A block of data:
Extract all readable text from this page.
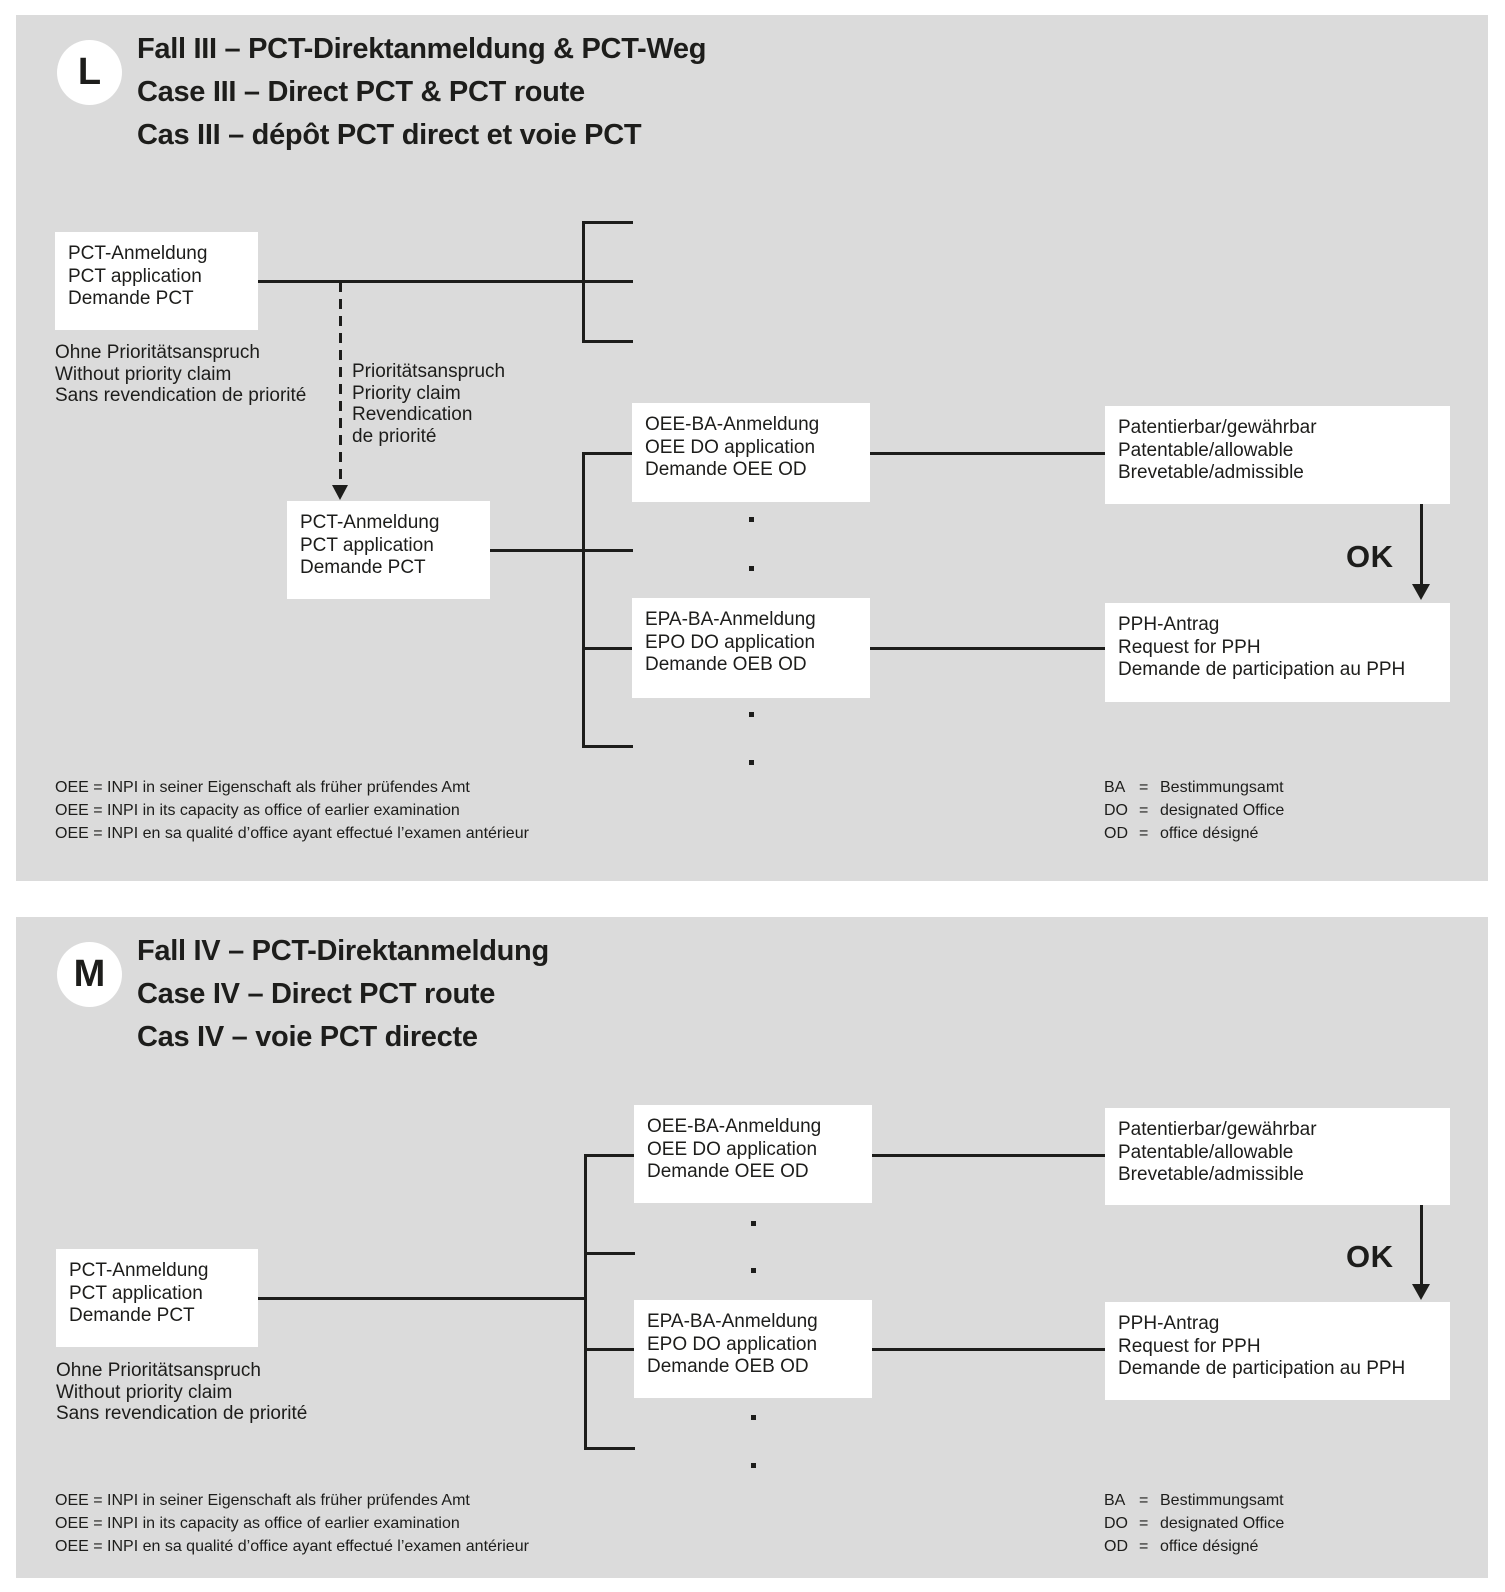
L
Fall III – PCT-Direktanmeldung & PCT-Weg
Case III – Direct PCT & PCT route
Cas III – dépôt PCT direct et voie PCT
OK
PCT-Anmeldung
PCT application
Demande PCT
Ohne Prioritätsanspruch
Without priority claim
Sans revendication de priorité
Prioritätsanspruch
Priority claim
Revendication
de priorité
PCT-Anmeldung
PCT application
Demande PCT
OEE-BA-Anmeldung
OEE DO application
Demande OEE OD
EPA-BA-Anmeldung
EPO DO application
Demande OEB OD
Patentierbar/gewährbar
Patentable/allowable
Brevetable/admissible
PPH-Antrag
Request for PPH
Demande de participation au PPH
OEE = INPI in seiner Eigenschaft als früher prüfendes Amt
OEE = INPI in its capacity as office of earlier examination
OEE = INPI en sa qualité d’office ayant effectué l’examen antérieur
BA = Bestimmungsamt
DO = designated Office
OD = office désigné
M
Fall IV – PCT-Direktanmeldung
Case IV – Direct PCT route
Cas IV – voie PCT directe
OK
PCT-Anmeldung
PCT application
Demande PCT
Ohne Prioritätsanspruch
Without priority claim
Sans revendication de priorité
OEE-BA-Anmeldung
OEE DO application
Demande OEE OD
EPA-BA-Anmeldung
EPO DO application
Demande OEB OD
Patentierbar/gewährbar
Patentable/allowable
Brevetable/admissible
PPH-Antrag
Request for PPH
Demande de participation au PPH
OEE = INPI in seiner Eigenschaft als früher prüfendes Amt
OEE = INPI in its capacity as office of earlier examination
OEE = INPI en sa qualité d’office ayant effectué l’examen antérieur
BA = Bestimmungsamt
DO = designated Office
OD = office désigné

SET PROBLEM: Return the material exactly as given, apart from the pictures.

WRITTEN REPLY:
Extract all readable text from this page.
L
Fall III – PCT-Direktanmeldung & PCT-Weg
Case III – Direct PCT & PCT route
Cas III – dépôt PCT direct et voie PCT
OK
PCT-Anmeldung
PCT application
Demande PCT
Ohne Prioritätsanspruch
Without priority claim
Sans revendication de priorité
Prioritätsanspruch
Priority claim
Revendication
de priorité
PCT-Anmeldung
PCT application
Demande PCT
OEE-BA-Anmeldung
OEE DO application
Demande OEE OD
EPA-BA-Anmeldung
EPO DO application
Demande OEB OD
Patentierbar/gewährbar
Patentable/allowable
Brevetable/admissible
PPH-Antrag
Request for PPH
Demande de participation au PPH
OEE = INPI in seiner Eigenschaft als früher prüfendes Amt
OEE = INPI in its capacity as office of earlier examination
OEE = INPI en sa qualité d’office ayant effectué l’examen antérieur
BA = Bestimmungsamt
DO = designated Office
OD = office désigné
M
Fall IV – PCT-Direktanmeldung
Case IV – Direct PCT route
Cas IV – voie PCT directe
OK
PCT-Anmeldung
PCT application
Demande PCT
Ohne Prioritätsanspruch
Without priority claim
Sans revendication de priorité
OEE-BA-Anmeldung
OEE DO application
Demande OEE OD
EPA-BA-Anmeldung
EPO DO application
Demande OEB OD
Patentierbar/gewährbar
Patentable/allowable
Brevetable/admissible
PPH-Antrag
Request for PPH
Demande de participation au PPH
OEE = INPI in seiner Eigenschaft als früher prüfendes Amt
OEE = INPI in its capacity as office of earlier examination
OEE = INPI en sa qualité d’office ayant effectué l’examen antérieur
BA = Bestimmungsamt
DO = designated Office
OD = office désigné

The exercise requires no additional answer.